* begin THE DATA *

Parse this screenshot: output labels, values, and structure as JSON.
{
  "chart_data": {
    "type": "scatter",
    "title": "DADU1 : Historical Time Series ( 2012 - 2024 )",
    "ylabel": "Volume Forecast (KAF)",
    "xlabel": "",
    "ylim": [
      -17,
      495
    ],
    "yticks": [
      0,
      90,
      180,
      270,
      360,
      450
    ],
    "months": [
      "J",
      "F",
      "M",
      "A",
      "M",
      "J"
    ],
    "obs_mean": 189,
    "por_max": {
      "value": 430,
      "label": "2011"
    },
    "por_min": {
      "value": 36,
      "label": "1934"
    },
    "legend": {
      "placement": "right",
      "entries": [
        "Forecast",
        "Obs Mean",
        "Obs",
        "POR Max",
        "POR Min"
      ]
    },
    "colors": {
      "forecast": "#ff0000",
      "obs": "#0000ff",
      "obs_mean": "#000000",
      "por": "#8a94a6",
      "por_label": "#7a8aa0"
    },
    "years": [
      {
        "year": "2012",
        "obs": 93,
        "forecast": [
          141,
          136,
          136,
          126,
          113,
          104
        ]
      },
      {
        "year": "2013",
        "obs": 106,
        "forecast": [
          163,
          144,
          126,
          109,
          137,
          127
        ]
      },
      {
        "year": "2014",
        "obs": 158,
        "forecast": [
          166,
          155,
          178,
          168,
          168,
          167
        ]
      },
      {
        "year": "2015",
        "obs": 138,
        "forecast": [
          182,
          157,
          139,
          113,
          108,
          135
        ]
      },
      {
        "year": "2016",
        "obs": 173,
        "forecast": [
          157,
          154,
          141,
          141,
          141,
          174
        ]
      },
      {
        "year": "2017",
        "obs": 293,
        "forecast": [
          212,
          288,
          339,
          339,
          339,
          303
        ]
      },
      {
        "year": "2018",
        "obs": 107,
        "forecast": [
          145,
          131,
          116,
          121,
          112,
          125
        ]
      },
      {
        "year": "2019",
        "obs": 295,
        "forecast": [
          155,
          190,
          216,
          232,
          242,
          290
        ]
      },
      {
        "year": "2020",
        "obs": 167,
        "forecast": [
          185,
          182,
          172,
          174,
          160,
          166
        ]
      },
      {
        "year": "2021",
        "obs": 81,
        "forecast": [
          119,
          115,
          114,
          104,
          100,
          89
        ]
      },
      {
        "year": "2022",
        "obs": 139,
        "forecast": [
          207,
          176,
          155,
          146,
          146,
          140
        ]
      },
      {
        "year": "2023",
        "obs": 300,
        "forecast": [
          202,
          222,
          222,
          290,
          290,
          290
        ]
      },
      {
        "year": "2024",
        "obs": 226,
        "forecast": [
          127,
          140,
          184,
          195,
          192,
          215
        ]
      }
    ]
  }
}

* end THE DATA *

**GOAL**
Reproduce the material in full, with no word added or dropped.

**EXERCISE ANSWER**
Parse this screenshot: output labels, values, and structure as JSON.
{
  "chart_data": {
    "type": "scatter",
    "title": "DADU1 : Historical Time Series ( 2012 - 2024 )",
    "ylabel": "Volume Forecast (KAF)",
    "xlabel": "",
    "ylim": [
      -17,
      495
    ],
    "yticks": [
      0,
      90,
      180,
      270,
      360,
      450
    ],
    "months": [
      "J",
      "F",
      "M",
      "A",
      "M",
      "J"
    ],
    "obs_mean": 189,
    "por_max": {
      "value": 430,
      "label": "2011"
    },
    "por_min": {
      "value": 36,
      "label": "1934"
    },
    "legend": {
      "placement": "right",
      "entries": [
        "Forecast",
        "Obs Mean",
        "Obs",
        "POR Max",
        "POR Min"
      ]
    },
    "colors": {
      "forecast": "#ff0000",
      "obs": "#0000ff",
      "obs_mean": "#000000",
      "por": "#8a94a6",
      "por_label": "#7a8aa0"
    },
    "years": [
      {
        "year": "2012",
        "obs": 93,
        "forecast": [
          141,
          136,
          136,
          126,
          113,
          104
        ]
      },
      {
        "year": "2013",
        "obs": 106,
        "forecast": [
          163,
          144,
          126,
          109,
          137,
          127
        ]
      },
      {
        "year": "2014",
        "obs": 158,
        "forecast": [
          166,
          155,
          178,
          168,
          168,
          167
        ]
      },
      {
        "year": "2015",
        "obs": 138,
        "forecast": [
          182,
          157,
          139,
          113,
          108,
          135
        ]
      },
      {
        "year": "2016",
        "obs": 173,
        "forecast": [
          157,
          154,
          141,
          141,
          141,
          174
        ]
      },
      {
        "year": "2017",
        "obs": 293,
        "forecast": [
          212,
          288,
          339,
          339,
          339,
          303
        ]
      },
      {
        "year": "2018",
        "obs": 107,
        "forecast": [
          145,
          131,
          116,
          121,
          112,
          125
        ]
      },
      {
        "year": "2019",
        "obs": 295,
        "forecast": [
          155,
          190,
          216,
          232,
          242,
          290
        ]
      },
      {
        "year": "2020",
        "obs": 167,
        "forecast": [
          185,
          182,
          172,
          174,
          160,
          166
        ]
      },
      {
        "year": "2021",
        "obs": 81,
        "forecast": [
          119,
          115,
          114,
          104,
          100,
          89
        ]
      },
      {
        "year": "2022",
        "obs": 139,
        "forecast": [
          207,
          176,
          155,
          146,
          146,
          140
        ]
      },
      {
        "year": "2023",
        "obs": 300,
        "forecast": [
          202,
          222,
          222,
          290,
          290,
          290
        ]
      },
      {
        "year": "2024",
        "obs": 226,
        "forecast": [
          127,
          140,
          184,
          195,
          192,
          215
        ]
      }
    ]
  }
}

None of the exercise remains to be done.